ACTIVITY:
Can you return the stretch of the workplace flexibility article from "Diana Gill, a" through "up each afternoon.", copied word for word?

SOURCE DOCUMENT:
——————
The financial service company relaunched its program in March with new online training
for managers, a Web site that features case studies of how flexibility affects performance
and tips for making flexible work successful.
Now 24 percent of its U.S. work force -- which includes 2,500 workers in a call center in
San Antonio -- uses some flexible work option, said Dee Dee Guzman, vice president and
flexibility initiative manager at JPMorgan Chase.
"People on alternate work options are more committed, and they have a tendency to stay
longer with the organization," Guzman said.
That's often because flexible work arrangements give back some of what many working
parents miss -- time with their children.
Diana Gill, a business analyst attached to the San Antonio call center, works from 5 a.m.
to 3:30 p.m. Monday through Thursday rather than the standard 9 a.m.-to-6 p.m. five-day
workweek.
With a compressed schedule that starts earlier than normal, Gill avoids having to arrange
after-school care for her 9-year-old, Mikaela. Gill's husband drops her off each morning
at fourth grade, and Gill finishes work in time to pick her up each afternoon.
"It allows me to be a better parent because I'm there for her," Gill said. To protect that
time together, Gill relinquished a promotion that required her to work a five-day
workweek.
The future of workplace flexibility will hinge on overcoming several employee,
managerial and legal obstacles.
To date, flexibility has spread the fastest in health-care companies and service positions,
according to the Society for Human Resource Management.
But only about 3 percent of American workers are on job-share arrangements.
For many families, loss of income and medical benefits makes part-time work and job
sharing off-limits.
To keep medical coverage under her job share, Melton must pay the regular medical
insurance premiums charged to full-time workers plus half of what the county pays to
insure her family. "We don't do a lot of shopping or take vacations like colleagues," she
said. "It's been tight. We've used up savings, and it's a question of going as long as we
can go." Much more common are telecommuting and flexible start times.
But when full-time employees request them, they frequently run into middle managers
who deny their requests because they think employees will become slackers without
constant oversight.
Employees looking to climb the corporate ladder often fear that their career paths will be
derailed if they aren't in the office for long hours each day.
"I pretty much decided from the beginning that I would not try to climb the corporate
ladder," said Malaina Jefko, 40, a systems analyst who telecommutes to test and to install
software at Texas Instruments. "I know a few managers who work at home one to two
days a week. For me, it's a little risky because you are not seen." Jefko says her
performance reviews have stayed positive because she worked in the Dallas office for a
few years with most of her supervisors before beginning to telecommute when her
husband got a new job in Cherokee near Austin. Her boss regularly schedules her to make
presentations during conference calls so colleagues don't forget her.
——————
PROVIDED INFORMATION:
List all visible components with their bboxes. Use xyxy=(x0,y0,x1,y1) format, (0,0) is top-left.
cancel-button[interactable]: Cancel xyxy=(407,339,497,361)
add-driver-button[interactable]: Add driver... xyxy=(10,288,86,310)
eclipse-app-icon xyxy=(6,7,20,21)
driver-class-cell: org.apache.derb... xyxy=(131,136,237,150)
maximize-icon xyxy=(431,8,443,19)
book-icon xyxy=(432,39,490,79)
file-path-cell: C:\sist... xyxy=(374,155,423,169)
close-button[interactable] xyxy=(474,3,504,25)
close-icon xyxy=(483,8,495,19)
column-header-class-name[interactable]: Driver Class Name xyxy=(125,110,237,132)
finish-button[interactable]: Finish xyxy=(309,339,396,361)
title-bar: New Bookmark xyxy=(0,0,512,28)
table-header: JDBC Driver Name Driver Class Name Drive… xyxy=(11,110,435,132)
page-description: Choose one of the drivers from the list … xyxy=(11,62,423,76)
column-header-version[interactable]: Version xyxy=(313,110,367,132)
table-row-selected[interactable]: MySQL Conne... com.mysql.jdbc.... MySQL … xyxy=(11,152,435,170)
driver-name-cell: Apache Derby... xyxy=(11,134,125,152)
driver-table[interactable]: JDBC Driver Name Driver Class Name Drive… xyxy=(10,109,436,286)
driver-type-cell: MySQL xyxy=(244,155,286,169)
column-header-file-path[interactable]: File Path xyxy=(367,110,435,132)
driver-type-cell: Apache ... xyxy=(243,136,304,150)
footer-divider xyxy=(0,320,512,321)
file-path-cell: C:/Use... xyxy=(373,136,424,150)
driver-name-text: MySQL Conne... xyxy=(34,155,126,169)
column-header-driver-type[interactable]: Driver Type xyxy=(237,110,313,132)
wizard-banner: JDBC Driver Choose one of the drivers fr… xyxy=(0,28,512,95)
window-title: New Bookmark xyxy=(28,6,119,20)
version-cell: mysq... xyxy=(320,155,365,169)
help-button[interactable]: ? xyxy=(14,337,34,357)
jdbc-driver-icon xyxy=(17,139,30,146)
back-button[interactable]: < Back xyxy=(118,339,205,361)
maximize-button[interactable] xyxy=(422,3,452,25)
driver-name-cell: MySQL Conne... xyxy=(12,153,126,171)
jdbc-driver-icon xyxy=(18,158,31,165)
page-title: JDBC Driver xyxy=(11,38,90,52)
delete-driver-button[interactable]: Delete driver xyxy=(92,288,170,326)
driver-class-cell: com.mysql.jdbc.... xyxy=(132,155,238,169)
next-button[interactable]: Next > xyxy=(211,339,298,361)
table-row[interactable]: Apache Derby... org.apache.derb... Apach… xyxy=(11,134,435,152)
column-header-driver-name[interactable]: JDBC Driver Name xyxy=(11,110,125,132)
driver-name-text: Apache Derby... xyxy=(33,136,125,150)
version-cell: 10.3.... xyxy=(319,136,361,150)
——————
RESPONSE TO THE EXERCISE:
Diana Gill, a business analyst attached to the San Antonio call center, works from 5 a.m.
to 3:30 p.m. Monday through Thursday rather than the standard 9 a.m.-to-6 p.m. five-day
workweek.
With a compressed schedule that starts earlier than normal, Gill avoids having to arrange
after-school care for her 9-year-old, Mikaela. Gill's husband drops her off each morning
at fourth grade, and Gill finishes work in time to pick her up each afternoon.